** BEGIN **

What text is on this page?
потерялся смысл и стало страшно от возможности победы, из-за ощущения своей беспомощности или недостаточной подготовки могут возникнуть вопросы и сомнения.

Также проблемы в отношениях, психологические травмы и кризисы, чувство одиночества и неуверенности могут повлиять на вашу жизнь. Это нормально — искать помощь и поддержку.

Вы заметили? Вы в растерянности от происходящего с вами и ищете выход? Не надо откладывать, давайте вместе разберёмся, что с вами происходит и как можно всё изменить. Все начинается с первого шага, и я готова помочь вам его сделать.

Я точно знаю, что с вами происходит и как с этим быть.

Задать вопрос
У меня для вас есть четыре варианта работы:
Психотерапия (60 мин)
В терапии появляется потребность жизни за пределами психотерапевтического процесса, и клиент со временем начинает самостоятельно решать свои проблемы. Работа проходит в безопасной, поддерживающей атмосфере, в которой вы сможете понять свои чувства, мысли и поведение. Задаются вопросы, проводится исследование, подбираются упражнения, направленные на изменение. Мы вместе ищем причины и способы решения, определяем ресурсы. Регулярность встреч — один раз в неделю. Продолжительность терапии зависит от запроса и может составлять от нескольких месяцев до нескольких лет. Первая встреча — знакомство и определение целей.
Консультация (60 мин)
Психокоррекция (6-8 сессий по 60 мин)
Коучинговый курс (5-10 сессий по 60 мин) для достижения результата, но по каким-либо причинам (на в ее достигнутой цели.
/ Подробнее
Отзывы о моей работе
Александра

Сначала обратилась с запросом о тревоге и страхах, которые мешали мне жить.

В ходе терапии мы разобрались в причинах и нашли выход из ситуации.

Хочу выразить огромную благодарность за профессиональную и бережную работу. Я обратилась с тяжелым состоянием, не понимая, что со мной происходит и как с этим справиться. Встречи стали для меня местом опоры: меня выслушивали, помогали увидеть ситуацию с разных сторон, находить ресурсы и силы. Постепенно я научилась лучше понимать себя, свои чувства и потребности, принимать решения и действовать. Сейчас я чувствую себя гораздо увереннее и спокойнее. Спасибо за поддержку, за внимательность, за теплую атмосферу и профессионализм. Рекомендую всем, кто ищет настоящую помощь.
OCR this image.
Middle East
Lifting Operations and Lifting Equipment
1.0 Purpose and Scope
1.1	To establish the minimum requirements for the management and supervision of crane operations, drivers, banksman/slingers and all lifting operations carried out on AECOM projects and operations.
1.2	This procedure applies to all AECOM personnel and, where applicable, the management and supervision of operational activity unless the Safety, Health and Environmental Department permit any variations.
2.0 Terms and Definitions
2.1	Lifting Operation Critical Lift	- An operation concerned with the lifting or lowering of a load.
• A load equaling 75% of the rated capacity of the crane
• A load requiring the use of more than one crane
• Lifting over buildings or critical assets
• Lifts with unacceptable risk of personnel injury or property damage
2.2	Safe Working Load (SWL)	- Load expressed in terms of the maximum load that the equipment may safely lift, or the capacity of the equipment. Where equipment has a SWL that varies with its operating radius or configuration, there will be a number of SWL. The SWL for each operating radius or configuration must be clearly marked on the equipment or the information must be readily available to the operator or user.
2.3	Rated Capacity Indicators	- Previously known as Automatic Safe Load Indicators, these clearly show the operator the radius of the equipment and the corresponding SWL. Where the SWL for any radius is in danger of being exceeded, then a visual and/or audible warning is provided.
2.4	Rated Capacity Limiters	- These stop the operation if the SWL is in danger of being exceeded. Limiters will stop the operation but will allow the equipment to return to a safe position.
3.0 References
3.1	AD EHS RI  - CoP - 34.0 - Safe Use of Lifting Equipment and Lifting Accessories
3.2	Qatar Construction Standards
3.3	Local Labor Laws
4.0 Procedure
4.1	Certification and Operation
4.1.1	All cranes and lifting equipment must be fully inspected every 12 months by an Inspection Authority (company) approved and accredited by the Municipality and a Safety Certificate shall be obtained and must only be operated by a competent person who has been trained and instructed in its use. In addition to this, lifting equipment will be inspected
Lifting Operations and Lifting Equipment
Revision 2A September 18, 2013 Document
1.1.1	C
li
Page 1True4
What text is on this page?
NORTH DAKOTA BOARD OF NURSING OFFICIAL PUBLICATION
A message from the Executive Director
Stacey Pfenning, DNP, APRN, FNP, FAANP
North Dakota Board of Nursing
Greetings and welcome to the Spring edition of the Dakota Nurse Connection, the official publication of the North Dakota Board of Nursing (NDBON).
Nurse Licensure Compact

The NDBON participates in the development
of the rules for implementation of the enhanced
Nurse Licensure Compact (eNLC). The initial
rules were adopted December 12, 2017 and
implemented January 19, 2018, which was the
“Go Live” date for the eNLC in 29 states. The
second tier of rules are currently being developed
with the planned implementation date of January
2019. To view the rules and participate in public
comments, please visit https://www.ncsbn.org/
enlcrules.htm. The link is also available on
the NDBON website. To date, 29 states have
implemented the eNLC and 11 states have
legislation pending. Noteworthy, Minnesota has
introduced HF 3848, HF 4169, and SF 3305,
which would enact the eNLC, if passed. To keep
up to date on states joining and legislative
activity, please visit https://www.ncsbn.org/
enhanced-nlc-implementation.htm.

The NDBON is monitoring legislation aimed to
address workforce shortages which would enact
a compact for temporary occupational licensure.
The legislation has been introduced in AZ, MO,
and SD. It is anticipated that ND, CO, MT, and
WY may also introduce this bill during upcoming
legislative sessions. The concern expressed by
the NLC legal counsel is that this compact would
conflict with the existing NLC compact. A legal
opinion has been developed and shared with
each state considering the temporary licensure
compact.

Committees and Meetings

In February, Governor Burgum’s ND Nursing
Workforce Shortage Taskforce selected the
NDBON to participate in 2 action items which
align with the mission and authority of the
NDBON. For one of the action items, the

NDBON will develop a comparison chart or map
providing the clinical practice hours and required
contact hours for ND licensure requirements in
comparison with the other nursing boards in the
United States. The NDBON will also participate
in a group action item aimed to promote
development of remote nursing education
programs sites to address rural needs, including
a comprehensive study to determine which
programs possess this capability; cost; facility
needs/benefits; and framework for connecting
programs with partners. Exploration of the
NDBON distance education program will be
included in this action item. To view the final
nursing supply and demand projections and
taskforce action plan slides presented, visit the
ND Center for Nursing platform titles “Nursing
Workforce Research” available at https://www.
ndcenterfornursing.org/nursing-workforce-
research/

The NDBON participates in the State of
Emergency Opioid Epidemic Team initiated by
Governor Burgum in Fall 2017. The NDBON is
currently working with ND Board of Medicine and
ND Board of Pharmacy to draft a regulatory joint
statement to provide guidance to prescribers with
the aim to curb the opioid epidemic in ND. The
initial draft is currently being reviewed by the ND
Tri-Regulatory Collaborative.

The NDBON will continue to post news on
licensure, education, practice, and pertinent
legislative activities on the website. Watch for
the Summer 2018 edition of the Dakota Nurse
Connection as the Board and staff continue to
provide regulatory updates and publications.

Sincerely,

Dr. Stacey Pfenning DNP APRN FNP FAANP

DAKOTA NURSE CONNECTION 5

** END **

- _Task description_: Repeat the listing above without any change.

- _Result_:
What text is on this page?
потерялся смысл и стало страшно от возможности победы, из-за ощущения своей беспомощности или недостаточной подготовки могут возникнуть вопросы и сомнения.

Также проблемы в отношениях, психологические травмы и кризисы, чувство одиночества и неуверенности могут повлиять на вашу жизнь. Это нормально — искать помощь и поддержку.

Вы заметили? Вы в растерянности от происходящего с вами и ищете выход? Не надо откладывать, давайте вместе разберёмся, что с вами происходит и как можно всё изменить. Все начинается с первого шага, и я готова помочь вам его сделать.

Я точно знаю, что с вами происходит и как с этим быть.

Задать вопрос
У меня для вас есть четыре варианта работы:
Психотерапия (60 мин)
В терапии появляется потребность жизни за пределами психотерапевтического процесса, и клиент со временем начинает самостоятельно решать свои проблемы. Работа проходит в безопасной, поддерживающей атмосфере, в которой вы сможете понять свои чувства, мысли и поведение. Задаются вопросы, проводится исследование, подбираются упражнения, направленные на изменение. Мы вместе ищем причины и способы решения, определяем ресурсы. Регулярность встреч — один раз в неделю. Продолжительность терапии зависит от запроса и может составлять от нескольких месяцев до нескольких лет. Первая встреча — знакомство и определение целей.
Консультация (60 мин)
Психокоррекция (6-8 сессий по 60 мин)
Коучинговый курс (5-10 сессий по 60 мин) для достижения результата, но по каким-либо причинам (на в ее достигнутой цели.
/ Подробнее
Отзывы о моей работе
Александра

Сначала обратилась с запросом о тревоге и страхах, которые мешали мне жить.

В ходе терапии мы разобрались в причинах и нашли выход из ситуации.

Хочу выразить огромную благодарность за профессиональную и бережную работу. Я обратилась с тяжелым состоянием, не понимая, что со мной происходит и как с этим справиться. Встречи стали для меня местом опоры: меня выслушивали, помогали увидеть ситуацию с разных сторон, находить ресурсы и силы. Постепенно я научилась лучше понимать себя, свои чувства и потребности, принимать решения и действовать. Сейчас я чувствую себя гораздо увереннее и спокойнее. Спасибо за поддержку, за внимательность, за теплую атмосферу и профессионализм. Рекомендую всем, кто ищет настоящую помощь.
OCR this image.
Middle East
Lifting Operations and Lifting Equipment
1.0 Purpose and Scope
1.1	To establish the minimum requirements for the management and supervision of crane operations, drivers, banksman/slingers and all lifting operations carried out on AECOM projects and operations.
1.2	This procedure applies to all AECOM personnel and, where applicable, the management and supervision of operational activity unless the Safety, Health and Environmental Department permit any variations.
2.0 Terms and Definitions
2.1	Lifting Operation Critical Lift	- An operation concerned with the lifting or lowering of a load.
• A load equaling 75% of the rated capacity of the crane
• A load requiring the use of more than one crane
• Lifting over buildings or critical assets
• Lifts with unacceptable risk of personnel injury or property damage
2.2	Safe Working Load (SWL)	- Load expressed in terms of the maximum load that the equipment may safely lift, or the capacity of the equipment. Where equipment has a SWL that varies with its operating radius or configuration, there will be a number of SWL. The SWL for each operating radius or configuration must be clearly marked on the equipment or the information must be readily available to the operator or user.
2.3	Rated Capacity Indicators	- Previously known as Automatic Safe Load Indicators, these clearly show the operator the radius of the equipment and the corresponding SWL. Where the SWL for any radius is in danger of being exceeded, then a visual and/or audible warning is provided.
2.4	Rated Capacity Limiters	- These stop the operation if the SWL is in danger of being exceeded. Limiters will stop the operation but will allow the equipment to return to a safe position.
3.0 References
3.1	AD EHS RI  - CoP - 34.0 - Safe Use of Lifting Equipment and Lifting Accessories
3.2	Qatar Construction Standards
3.3	Local Labor Laws
4.0 Procedure
4.1	Certification and Operation
4.1.1	All cranes and lifting equipment must be fully inspected every 12 months by an Inspection Authority (company) approved and accredited by the Municipality and a Safety Certificate shall be obtained and must only be operated by a competent person who has been trained and instructed in its use. In addition to this, lifting equipment will be inspected
Lifting Operations and Lifting Equipment
Revision 2A September 18, 2013 Document
1.1.1	C
li
Page 1True4
What text is on this page?
NORTH DAKOTA BOARD OF NURSING OFFICIAL PUBLICATION
A message from the Executive Director
Stacey Pfenning, DNP, APRN, FNP, FAANP
North Dakota Board of Nursing
Greetings and welcome to the Spring edition of the Dakota Nurse Connection, the official publication of the North Dakota Board of Nursing (NDBON).
Nurse Licensure Compact

The NDBON participates in the development
of the rules for implementation of the enhanced
Nurse Licensure Compact (eNLC). The initial
rules were adopted December 12, 2017 and
implemented January 19, 2018, which was the
“Go Live” date for the eNLC in 29 states. The
second tier of rules are currently being developed
with the planned implementation date of January
2019. To view the rules and participate in public
comments, please visit https://www.ncsbn.org/
enlcrules.htm. The link is also available on
the NDBON website. To date, 29 states have
implemented the eNLC and 11 states have
legislation pending. Noteworthy, Minnesota has
introduced HF 3848, HF 4169, and SF 3305,
which would enact the eNLC, if passed. To keep
up to date on states joining and legislative
activity, please visit https://www.ncsbn.org/
enhanced-nlc-implementation.htm.

The NDBON is monitoring legislation aimed to
address workforce shortages which would enact
a compact for temporary occupational licensure.
The legislation has been introduced in AZ, MO,
and SD. It is anticipated that ND, CO, MT, and
WY may also introduce this bill during upcoming
legislative sessions. The concern expressed by
the NLC legal counsel is that this compact would
conflict with the existing NLC compact. A legal
opinion has been developed and shared with
each state considering the temporary licensure
compact.

Committees and Meetings

In February, Governor Burgum’s ND Nursing
Workforce Shortage Taskforce selected the
NDBON to participate in 2 action items which
align with the mission and authority of the
NDBON. For one of the action items, the

NDBON will develop a comparison chart or map
providing the clinical practice hours and required
contact hours for ND licensure requirements in
comparison with the other nursing boards in the
United States. The NDBON will also participate
in a group action item aimed to promote
development of remote nursing education
programs sites to address rural needs, including
a comprehensive study to determine which
programs possess this capability; cost; facility
needs/benefits; and framework for connecting
programs with partners. Exploration of the
NDBON distance education program will be
included in this action item. To view the final
nursing supply and demand projections and
taskforce action plan slides presented, visit the
ND Center for Nursing platform titles “Nursing
Workforce Research” available at https://www.
ndcenterfornursing.org/nursing-workforce-
research/

The NDBON participates in the State of
Emergency Opioid Epidemic Team initiated by
Governor Burgum in Fall 2017. The NDBON is
currently working with ND Board of Medicine and
ND Board of Pharmacy to draft a regulatory joint
statement to provide guidance to prescribers with
the aim to curb the opioid epidemic in ND. The
initial draft is currently being reviewed by the ND
Tri-Regulatory Collaborative.

The NDBON will continue to post news on
licensure, education, practice, and pertinent
legislative activities on the website. Watch for
the Summer 2018 edition of the Dakota Nurse
Connection as the Board and staff continue to
provide regulatory updates and publications.

Sincerely,

Dr. Stacey Pfenning DNP APRN FNP FAANP

DAKOTA NURSE CONNECTION 5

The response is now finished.